TASKS TO CARRY OUT:
1) Transcribe word for word the part of the passage on obesity and college eating that begins with "I remember my" and ends with "around the middle.".
2) Pick up the passage on obesity and college eating where it stops, and keep writing it in the same voice.

PASSAGE PROVIDED:
I’m sure you’ve heard about the increasing rates of obesity the experts are calling “an epidemic.” The Centers for Disease Control and Prevention states that in Colorado, the skinniest state in the United States, greater than one-sixth of the population is classified as obese. Look around you. At least every sixth person you see is obese. Not just a little pudgy, not just showing love handles, but obese. What can you do to follow through with those New Year’s resolutions and not become part of the statistics?
First, take a deep breath and understand that as a college student you do not necessarily have an environment that fosters healthy eating. You do not have unlimited resources to shop at Whole Foods (which I call “Whole Paycheck”) or unlimited time to grill tofu and cut up salads. Give yourself a break and do not expect perfection, but rather progress.
I remember my first trip to the residence halls cafeteria. Growing up in a family that outlawed sugar and where whole grains were the norm before they were the fad, I thought I had died and gone to heaven. Braiden Hall was bursting with doughnuts, sugared cereal, deep-fried fries, hamburgers, pizza and ice cream. The Lory Student Center was even more amazing with 10 different fast food restaurants, a convenience store full of candy and no one looking over my shoulder telling me what not to eat.
I understand your environment and its barriers to healthy eating. I can empathize with a few extra pounds around the middle.

PROVIDED INFORMATION:
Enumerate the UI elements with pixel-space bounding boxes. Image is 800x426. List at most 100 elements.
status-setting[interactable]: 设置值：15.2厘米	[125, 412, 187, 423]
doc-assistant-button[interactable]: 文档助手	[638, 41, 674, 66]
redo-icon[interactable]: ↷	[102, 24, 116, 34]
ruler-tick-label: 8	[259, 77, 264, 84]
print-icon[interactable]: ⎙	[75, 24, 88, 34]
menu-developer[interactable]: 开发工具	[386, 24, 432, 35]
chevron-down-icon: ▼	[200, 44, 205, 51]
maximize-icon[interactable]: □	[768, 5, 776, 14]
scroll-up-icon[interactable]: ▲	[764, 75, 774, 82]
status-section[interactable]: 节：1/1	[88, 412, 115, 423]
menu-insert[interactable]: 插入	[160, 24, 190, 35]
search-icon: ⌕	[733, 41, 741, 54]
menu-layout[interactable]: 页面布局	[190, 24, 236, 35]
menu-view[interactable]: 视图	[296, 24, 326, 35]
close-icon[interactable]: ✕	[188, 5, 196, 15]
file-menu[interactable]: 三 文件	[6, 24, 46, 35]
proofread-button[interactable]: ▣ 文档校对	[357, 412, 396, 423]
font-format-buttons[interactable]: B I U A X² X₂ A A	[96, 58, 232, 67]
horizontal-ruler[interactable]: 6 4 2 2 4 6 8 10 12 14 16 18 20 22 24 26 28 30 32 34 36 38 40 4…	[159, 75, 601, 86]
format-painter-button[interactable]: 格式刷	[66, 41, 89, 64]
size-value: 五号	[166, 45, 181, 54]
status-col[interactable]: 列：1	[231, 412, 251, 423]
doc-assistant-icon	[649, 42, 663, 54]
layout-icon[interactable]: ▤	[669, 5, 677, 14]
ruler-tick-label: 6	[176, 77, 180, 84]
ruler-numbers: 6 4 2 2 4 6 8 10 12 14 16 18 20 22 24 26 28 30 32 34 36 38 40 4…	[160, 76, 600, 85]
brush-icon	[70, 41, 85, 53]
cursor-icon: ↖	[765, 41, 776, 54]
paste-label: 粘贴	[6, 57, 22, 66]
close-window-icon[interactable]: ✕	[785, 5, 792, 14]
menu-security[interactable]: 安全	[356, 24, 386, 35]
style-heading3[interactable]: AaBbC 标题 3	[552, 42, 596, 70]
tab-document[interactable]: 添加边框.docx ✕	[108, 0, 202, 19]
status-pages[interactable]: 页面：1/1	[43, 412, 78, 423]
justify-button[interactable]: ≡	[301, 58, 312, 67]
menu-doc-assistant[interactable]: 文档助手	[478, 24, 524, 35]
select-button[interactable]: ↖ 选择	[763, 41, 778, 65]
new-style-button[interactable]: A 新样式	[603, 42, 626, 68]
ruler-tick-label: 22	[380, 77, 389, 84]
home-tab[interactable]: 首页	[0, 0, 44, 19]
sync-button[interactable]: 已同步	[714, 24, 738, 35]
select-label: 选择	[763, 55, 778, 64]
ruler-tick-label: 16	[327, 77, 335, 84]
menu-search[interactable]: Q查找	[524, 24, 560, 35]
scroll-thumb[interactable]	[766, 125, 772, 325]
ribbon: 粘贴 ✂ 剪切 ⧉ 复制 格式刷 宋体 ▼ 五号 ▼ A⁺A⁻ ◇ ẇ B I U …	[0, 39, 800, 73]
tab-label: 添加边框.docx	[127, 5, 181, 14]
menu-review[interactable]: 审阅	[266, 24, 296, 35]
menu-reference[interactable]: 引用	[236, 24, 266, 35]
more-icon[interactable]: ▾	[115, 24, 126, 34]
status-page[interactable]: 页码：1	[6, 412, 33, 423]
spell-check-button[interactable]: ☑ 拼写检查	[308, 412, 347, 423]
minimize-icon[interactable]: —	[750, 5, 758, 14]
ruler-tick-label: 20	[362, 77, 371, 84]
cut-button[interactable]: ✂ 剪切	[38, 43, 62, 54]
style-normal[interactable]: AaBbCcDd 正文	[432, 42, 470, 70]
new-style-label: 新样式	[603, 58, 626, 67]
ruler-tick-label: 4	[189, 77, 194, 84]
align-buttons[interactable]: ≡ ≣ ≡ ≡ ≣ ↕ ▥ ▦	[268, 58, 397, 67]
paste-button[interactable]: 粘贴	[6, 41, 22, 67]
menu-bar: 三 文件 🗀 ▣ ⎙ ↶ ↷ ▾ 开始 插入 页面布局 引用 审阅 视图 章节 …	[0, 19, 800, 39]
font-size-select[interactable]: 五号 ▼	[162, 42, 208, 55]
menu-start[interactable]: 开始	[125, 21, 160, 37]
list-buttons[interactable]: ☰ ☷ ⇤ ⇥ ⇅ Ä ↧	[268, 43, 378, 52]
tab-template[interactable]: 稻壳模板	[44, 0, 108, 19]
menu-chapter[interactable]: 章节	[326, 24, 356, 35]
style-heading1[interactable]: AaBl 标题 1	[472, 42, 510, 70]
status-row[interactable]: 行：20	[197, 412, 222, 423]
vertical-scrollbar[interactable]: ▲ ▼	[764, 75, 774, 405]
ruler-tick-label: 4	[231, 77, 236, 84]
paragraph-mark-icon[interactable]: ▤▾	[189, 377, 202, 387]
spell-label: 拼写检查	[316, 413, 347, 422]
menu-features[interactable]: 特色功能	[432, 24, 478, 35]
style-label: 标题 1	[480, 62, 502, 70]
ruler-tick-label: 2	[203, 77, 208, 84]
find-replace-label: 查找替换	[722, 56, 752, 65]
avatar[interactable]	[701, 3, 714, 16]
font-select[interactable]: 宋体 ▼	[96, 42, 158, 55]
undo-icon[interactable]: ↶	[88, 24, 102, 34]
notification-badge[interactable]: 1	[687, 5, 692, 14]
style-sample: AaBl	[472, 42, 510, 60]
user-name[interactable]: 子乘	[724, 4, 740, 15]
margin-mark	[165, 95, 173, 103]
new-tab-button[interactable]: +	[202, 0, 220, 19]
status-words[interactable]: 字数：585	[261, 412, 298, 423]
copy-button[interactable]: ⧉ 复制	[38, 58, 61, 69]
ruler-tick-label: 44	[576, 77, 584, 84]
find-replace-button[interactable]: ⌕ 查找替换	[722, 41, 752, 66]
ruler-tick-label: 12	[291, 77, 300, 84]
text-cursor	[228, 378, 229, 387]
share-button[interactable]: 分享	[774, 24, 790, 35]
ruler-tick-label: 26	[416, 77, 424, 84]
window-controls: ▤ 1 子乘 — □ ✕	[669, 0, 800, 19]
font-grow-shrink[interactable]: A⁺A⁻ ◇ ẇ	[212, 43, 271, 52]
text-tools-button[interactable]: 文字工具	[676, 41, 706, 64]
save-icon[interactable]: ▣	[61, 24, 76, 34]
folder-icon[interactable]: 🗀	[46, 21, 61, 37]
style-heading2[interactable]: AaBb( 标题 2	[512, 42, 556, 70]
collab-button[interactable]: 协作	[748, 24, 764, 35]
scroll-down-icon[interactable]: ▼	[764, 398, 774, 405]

ANSWER LIST:
1)
I remember my first trip to the residence halls cafeteria. Growing up in a family that outlawed sugar and where whole grains were the norm before they were the fad, I thought I had died and gone to heaven. Braiden Hall was bursting with doughnuts, sugared cereal, deep-fried fries, hamburgers, pizza and ice cream. The Lory Student Center was even more amazing with 10 different fast food restaurants, a convenience store full of candy and no one looking over my shoulder telling me what not to eat.
I understand your environment and its barriers to healthy eating. I can empathize with a few extra pounds around the middle.

2)
My revolutionary diet advice is simple: Eat when you are hungry, eat whatever you are craving and stop when you are satisfied. Studies by the American Dietetic Association have found children are instinctively able to eat the exact amount of calories that they need for growth and development. Unfortunately, as a result of the Great Depression mentality, our parents and grandparents have perpetuated such false morals as “There are children starving in Africa” (as if our eating all the food is helping them) or “No dessert until you eat your broccoli” (as if broccoli is BAD and dessert is a GOOD reward). I challenge you to know and honor your body by listening to its hunger and fullness cues by giving it what it needs and wants.
Do you remember the last time you felt hungry? Describe what it feels like. For me, my stomach screams and gurgles so everyone within a 10-foot radius knows it is mealtime. My husband gets cranky when he is hungry. Your signal is unique to you – get to know it.
Be careful to not confuse physiological hunger with emotional hunger. Stress, happiness, sadness, loneliness, depression and more can tempt us to turn to food in an effort to fill an emotional need. Food should never be used as a reward or punishment. Reject justifying food choices with “I’ve had a hard day” or “I deserve this.” Eat to fuel your body. Eat for pleasure.
What about the feeling of your stomach’s being satisfied? What does that feel like to you? I promise it is not having to unbutton your jeans or being so stuffed your breathing process is inhibited. Evelyn Tribole, M.S., R.D., and Elyse Resch, M.S., R.D., F.A.D.A., authors of the book “Intuitive Eating,” describe satiety as, “A subtle feeling of stomach fullness.Feeling satisfied and content.Nothingness – neither hungry nor full.”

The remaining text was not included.